** Start PROVIDED MATERIAL **

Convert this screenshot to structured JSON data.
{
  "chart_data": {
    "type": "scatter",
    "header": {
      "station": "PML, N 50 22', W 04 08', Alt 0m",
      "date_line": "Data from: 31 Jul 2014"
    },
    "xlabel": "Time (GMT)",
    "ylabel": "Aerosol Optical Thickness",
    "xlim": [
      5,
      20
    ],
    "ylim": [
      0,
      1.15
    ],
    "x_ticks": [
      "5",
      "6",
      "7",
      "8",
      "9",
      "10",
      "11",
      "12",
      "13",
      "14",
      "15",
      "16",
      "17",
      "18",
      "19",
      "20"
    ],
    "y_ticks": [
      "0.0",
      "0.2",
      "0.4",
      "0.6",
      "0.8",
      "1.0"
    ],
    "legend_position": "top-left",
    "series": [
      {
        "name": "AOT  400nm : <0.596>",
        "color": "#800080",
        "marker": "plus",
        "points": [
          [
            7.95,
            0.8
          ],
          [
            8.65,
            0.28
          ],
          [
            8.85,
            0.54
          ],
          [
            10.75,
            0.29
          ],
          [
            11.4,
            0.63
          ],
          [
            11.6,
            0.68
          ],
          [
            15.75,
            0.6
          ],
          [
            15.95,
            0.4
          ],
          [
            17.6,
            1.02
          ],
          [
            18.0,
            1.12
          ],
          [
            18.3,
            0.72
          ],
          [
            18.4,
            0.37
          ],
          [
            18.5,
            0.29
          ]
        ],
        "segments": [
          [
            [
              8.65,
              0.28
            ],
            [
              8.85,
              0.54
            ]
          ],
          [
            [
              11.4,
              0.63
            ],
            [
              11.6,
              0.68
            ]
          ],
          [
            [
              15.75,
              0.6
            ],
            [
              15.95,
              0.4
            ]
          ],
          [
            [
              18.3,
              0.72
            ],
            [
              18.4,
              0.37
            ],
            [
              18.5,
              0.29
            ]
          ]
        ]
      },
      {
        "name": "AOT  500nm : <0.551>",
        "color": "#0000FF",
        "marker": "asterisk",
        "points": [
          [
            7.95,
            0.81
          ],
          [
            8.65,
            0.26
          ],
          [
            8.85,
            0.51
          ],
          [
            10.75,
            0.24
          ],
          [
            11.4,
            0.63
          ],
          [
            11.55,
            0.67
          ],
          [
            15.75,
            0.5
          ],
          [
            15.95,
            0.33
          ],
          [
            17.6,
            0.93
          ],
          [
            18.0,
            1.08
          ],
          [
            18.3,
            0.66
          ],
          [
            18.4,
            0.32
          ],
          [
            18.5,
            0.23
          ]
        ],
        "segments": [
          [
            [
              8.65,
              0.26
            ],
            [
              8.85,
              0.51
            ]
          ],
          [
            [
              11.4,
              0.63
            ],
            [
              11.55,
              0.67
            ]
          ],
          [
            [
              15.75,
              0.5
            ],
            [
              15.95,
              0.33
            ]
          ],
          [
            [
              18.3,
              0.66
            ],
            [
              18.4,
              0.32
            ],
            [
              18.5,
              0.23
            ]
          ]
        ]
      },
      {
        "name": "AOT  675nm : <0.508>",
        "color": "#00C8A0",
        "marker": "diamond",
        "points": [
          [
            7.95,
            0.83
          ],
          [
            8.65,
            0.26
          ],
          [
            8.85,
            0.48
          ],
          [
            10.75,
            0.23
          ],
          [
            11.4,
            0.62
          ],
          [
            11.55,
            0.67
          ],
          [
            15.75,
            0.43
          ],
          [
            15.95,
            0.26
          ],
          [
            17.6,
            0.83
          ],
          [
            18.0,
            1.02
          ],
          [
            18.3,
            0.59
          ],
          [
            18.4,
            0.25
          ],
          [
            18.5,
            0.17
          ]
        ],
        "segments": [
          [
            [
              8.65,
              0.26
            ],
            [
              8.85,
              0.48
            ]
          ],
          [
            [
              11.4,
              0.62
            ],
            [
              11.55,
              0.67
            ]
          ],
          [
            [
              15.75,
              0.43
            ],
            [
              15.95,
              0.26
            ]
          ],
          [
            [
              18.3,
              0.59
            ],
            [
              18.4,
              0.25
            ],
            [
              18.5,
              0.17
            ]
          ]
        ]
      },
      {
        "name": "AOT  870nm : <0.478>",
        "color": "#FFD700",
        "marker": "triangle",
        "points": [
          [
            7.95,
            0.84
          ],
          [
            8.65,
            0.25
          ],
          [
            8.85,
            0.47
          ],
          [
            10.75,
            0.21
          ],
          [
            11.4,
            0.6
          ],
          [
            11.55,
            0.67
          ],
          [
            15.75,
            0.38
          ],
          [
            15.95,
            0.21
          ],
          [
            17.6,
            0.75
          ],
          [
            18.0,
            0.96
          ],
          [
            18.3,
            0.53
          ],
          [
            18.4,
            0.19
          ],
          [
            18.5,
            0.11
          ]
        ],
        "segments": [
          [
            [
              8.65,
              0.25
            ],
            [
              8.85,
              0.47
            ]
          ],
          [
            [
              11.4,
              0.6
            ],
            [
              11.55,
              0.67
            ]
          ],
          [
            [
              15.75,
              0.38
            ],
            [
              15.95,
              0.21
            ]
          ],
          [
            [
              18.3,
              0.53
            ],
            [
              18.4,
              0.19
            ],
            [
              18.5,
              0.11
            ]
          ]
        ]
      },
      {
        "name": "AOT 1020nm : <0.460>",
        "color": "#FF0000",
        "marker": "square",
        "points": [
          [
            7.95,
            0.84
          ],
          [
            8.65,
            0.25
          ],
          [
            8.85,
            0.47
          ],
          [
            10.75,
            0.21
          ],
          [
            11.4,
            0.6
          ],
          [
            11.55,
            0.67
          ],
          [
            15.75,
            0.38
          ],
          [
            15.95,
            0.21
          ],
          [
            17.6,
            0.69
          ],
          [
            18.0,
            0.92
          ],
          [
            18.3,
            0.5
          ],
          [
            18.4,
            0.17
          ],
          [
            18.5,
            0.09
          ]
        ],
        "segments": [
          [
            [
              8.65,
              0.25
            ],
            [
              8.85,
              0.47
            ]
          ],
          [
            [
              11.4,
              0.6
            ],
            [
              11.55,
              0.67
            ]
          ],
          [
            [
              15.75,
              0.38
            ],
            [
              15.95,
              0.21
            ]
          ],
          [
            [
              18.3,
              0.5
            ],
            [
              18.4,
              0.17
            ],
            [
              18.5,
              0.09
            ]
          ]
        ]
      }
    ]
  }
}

** End PROVIDED MATERIAL **

• GOAL: Copy every line of the records word for word.

• RESPONSE BELOW:
Convert this screenshot to structured JSON data.
{
  "chart_data": {
    "type": "scatter",
    "header": {
      "station": "PML, N 50 22', W 04 08', Alt 0m",
      "date_line": "Data from: 31 Jul 2014"
    },
    "xlabel": "Time (GMT)",
    "ylabel": "Aerosol Optical Thickness",
    "xlim": [
      5,
      20
    ],
    "ylim": [
      0,
      1.15
    ],
    "x_ticks": [
      "5",
      "6",
      "7",
      "8",
      "9",
      "10",
      "11",
      "12",
      "13",
      "14",
      "15",
      "16",
      "17",
      "18",
      "19",
      "20"
    ],
    "y_ticks": [
      "0.0",
      "0.2",
      "0.4",
      "0.6",
      "0.8",
      "1.0"
    ],
    "legend_position": "top-left",
    "series": [
      {
        "name": "AOT  400nm : <0.596>",
        "color": "#800080",
        "marker": "plus",
        "points": [
          [
            7.95,
            0.8
          ],
          [
            8.65,
            0.28
          ],
          [
            8.85,
            0.54
          ],
          [
            10.75,
            0.29
          ],
          [
            11.4,
            0.63
          ],
          [
            11.6,
            0.68
          ],
          [
            15.75,
            0.6
          ],
          [
            15.95,
            0.4
          ],
          [
            17.6,
            1.02
          ],
          [
            18.0,
            1.12
          ],
          [
            18.3,
            0.72
          ],
          [
            18.4,
            0.37
          ],
          [
            18.5,
            0.29
          ]
        ],
        "segments": [
          [
            [
              8.65,
              0.28
            ],
            [
              8.85,
              0.54
            ]
          ],
          [
            [
              11.4,
              0.63
            ],
            [
              11.6,
              0.68
            ]
          ],
          [
            [
              15.75,
              0.6
            ],
            [
              15.95,
              0.4
            ]
          ],
          [
            [
              18.3,
              0.72
            ],
            [
              18.4,
              0.37
            ],
            [
              18.5,
              0.29
            ]
          ]
        ]
      },
      {
        "name": "AOT  500nm : <0.551>",
        "color": "#0000FF",
        "marker": "asterisk",
        "points": [
          [
            7.95,
            0.81
          ],
          [
            8.65,
            0.26
          ],
          [
            8.85,
            0.51
          ],
          [
            10.75,
            0.24
          ],
          [
            11.4,
            0.63
          ],
          [
            11.55,
            0.67
          ],
          [
            15.75,
            0.5
          ],
          [
            15.95,
            0.33
          ],
          [
            17.6,
            0.93
          ],
          [
            18.0,
            1.08
          ],
          [
            18.3,
            0.66
          ],
          [
            18.4,
            0.32
          ],
          [
            18.5,
            0.23
          ]
        ],
        "segments": [
          [
            [
              8.65,
              0.26
            ],
            [
              8.85,
              0.51
            ]
          ],
          [
            [
              11.4,
              0.63
            ],
            [
              11.55,
              0.67
            ]
          ],
          [
            [
              15.75,
              0.5
            ],
            [
              15.95,
              0.33
            ]
          ],
          [
            [
              18.3,
              0.66
            ],
            [
              18.4,
              0.32
            ],
            [
              18.5,
              0.23
            ]
          ]
        ]
      },
      {
        "name": "AOT  675nm : <0.508>",
        "color": "#00C8A0",
        "marker": "diamond",
        "points": [
          [
            7.95,
            0.83
          ],
          [
            8.65,
            0.26
          ],
          [
            8.85,
            0.48
          ],
          [
            10.75,
            0.23
          ],
          [
            11.4,
            0.62
          ],
          [
            11.55,
            0.67
          ],
          [
            15.75,
            0.43
          ],
          [
            15.95,
            0.26
          ],
          [
            17.6,
            0.83
          ],
          [
            18.0,
            1.02
          ],
          [
            18.3,
            0.59
          ],
          [
            18.4,
            0.25
          ],
          [
            18.5,
            0.17
          ]
        ],
        "segments": [
          [
            [
              8.65,
              0.26
            ],
            [
              8.85,
              0.48
            ]
          ],
          [
            [
              11.4,
              0.62
            ],
            [
              11.55,
              0.67
            ]
          ],
          [
            [
              15.75,
              0.43
            ],
            [
              15.95,
              0.26
            ]
          ],
          [
            [
              18.3,
              0.59
            ],
            [
              18.4,
              0.25
            ],
            [
              18.5,
              0.17
            ]
          ]
        ]
      },
      {
        "name": "AOT  870nm : <0.478>",
        "color": "#FFD700",
        "marker": "triangle",
        "points": [
          [
            7.95,
            0.84
          ],
          [
            8.65,
            0.25
          ],
          [
            8.85,
            0.47
          ],
          [
            10.75,
            0.21
          ],
          [
            11.4,
            0.6
          ],
          [
            11.55,
            0.67
          ],
          [
            15.75,
            0.38
          ],
          [
            15.95,
            0.21
          ],
          [
            17.6,
            0.75
          ],
          [
            18.0,
            0.96
          ],
          [
            18.3,
            0.53
          ],
          [
            18.4,
            0.19
          ],
          [
            18.5,
            0.11
          ]
        ],
        "segments": [
          [
            [
              8.65,
              0.25
            ],
            [
              8.85,
              0.47
            ]
          ],
          [
            [
              11.4,
              0.6
            ],
            [
              11.55,
              0.67
            ]
          ],
          [
            [
              15.75,
              0.38
            ],
            [
              15.95,
              0.21
            ]
          ],
          [
            [
              18.3,
              0.53
            ],
            [
              18.4,
              0.19
            ],
            [
              18.5,
              0.11
            ]
          ]
        ]
      },
      {
        "name": "AOT 1020nm : <0.460>",
        "color": "#FF0000",
        "marker": "square",
        "points": [
          [
            7.95,
            0.84
          ],
          [
            8.65,
            0.25
          ],
          [
            8.85,
            0.47
          ],
          [
            10.75,
            0.21
          ],
          [
            11.4,
            0.6
          ],
          [
            11.55,
            0.67
          ],
          [
            15.75,
            0.38
          ],
          [
            15.95,
            0.21
          ],
          [
            17.6,
            0.69
          ],
          [
            18.0,
            0.92
          ],
          [
            18.3,
            0.5
          ],
          [
            18.4,
            0.17
          ],
          [
            18.5,
            0.09
          ]
        ],
        "segments": [
          [
            [
              8.65,
              0.25
            ],
            [
              8.85,
              0.47
            ]
          ],
          [
            [
              11.4,
              0.6
            ],
            [
              11.55,
              0.67
            ]
          ],
          [
            [
              15.75,
              0.38
            ],
            [
              15.95,
              0.21
            ]
          ],
          [
            [
              18.3,
              0.5
            ],
            [
              18.4,
              0.17
            ],
            [
              18.5,
              0.09
            ]
          ]
        ]
      }
    ]
  }
}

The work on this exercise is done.